───── PROVIDED INFORMATION ─────

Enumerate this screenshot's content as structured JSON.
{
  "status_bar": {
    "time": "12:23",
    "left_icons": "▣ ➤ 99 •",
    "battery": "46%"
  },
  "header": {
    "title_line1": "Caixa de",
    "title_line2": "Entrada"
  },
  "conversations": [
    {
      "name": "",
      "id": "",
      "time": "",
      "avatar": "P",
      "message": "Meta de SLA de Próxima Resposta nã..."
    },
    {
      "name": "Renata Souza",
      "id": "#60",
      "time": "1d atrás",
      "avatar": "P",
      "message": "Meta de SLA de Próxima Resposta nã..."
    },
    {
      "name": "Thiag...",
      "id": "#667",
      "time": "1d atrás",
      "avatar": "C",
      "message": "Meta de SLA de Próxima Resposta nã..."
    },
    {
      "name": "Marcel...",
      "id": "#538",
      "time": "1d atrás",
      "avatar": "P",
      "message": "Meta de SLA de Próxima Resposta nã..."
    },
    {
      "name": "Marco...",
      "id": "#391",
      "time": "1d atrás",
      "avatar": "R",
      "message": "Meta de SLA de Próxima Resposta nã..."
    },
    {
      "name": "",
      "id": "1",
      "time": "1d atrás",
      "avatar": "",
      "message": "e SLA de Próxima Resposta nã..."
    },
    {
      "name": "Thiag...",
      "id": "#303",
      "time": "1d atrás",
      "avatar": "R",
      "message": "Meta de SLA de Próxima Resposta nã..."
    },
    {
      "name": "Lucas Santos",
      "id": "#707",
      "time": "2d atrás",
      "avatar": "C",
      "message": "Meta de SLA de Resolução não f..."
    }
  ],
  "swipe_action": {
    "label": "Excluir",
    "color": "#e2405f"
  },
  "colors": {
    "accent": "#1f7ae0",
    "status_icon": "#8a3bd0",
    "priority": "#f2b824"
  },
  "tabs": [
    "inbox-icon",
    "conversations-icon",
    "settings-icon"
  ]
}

─────

◆ STATED TASK
Write out every entry word for word.

◆ RESULT OF THE TASK
Enumerate this screenshot's content as structured JSON.
{
  "status_bar": {
    "time": "12:23",
    "left_icons": "▣ ➤ 99 •",
    "battery": "46%"
  },
  "header": {
    "title_line1": "Caixa de",
    "title_line2": "Entrada"
  },
  "conversations": [
    {
      "name": "",
      "id": "",
      "time": "",
      "avatar": "P",
      "message": "Meta de SLA de Próxima Resposta nã..."
    },
    {
      "name": "Renata Souza",
      "id": "#60",
      "time": "1d atrás",
      "avatar": "P",
      "message": "Meta de SLA de Próxima Resposta nã..."
    },
    {
      "name": "Thiag...",
      "id": "#667",
      "time": "1d atrás",
      "avatar": "C",
      "message": "Meta de SLA de Próxima Resposta nã..."
    },
    {
      "name": "Marcel...",
      "id": "#538",
      "time": "1d atrás",
      "avatar": "P",
      "message": "Meta de SLA de Próxima Resposta nã..."
    },
    {
      "name": "Marco...",
      "id": "#391",
      "time": "1d atrás",
      "avatar": "R",
      "message": "Meta de SLA de Próxima Resposta nã..."
    },
    {
      "name": "",
      "id": "1",
      "time": "1d atrás",
      "avatar": "",
      "message": "e SLA de Próxima Resposta nã..."
    },
    {
      "name": "Thiag...",
      "id": "#303",
      "time": "1d atrás",
      "avatar": "R",
      "message": "Meta de SLA de Próxima Resposta nã..."
    },
    {
      "name": "Lucas Santos",
      "id": "#707",
      "time": "2d atrás",
      "avatar": "C",
      "message": "Meta de SLA de Resolução não f..."
    }
  ],
  "swipe_action": {
    "label": "Excluir",
    "color": "#e2405f"
  },
  "colors": {
    "accent": "#1f7ae0",
    "status_icon": "#8a3bd0",
    "priority": "#f2b824"
  },
  "tabs": [
    "inbox-icon",
    "conversations-icon",
    "settings-icon"
  ]
}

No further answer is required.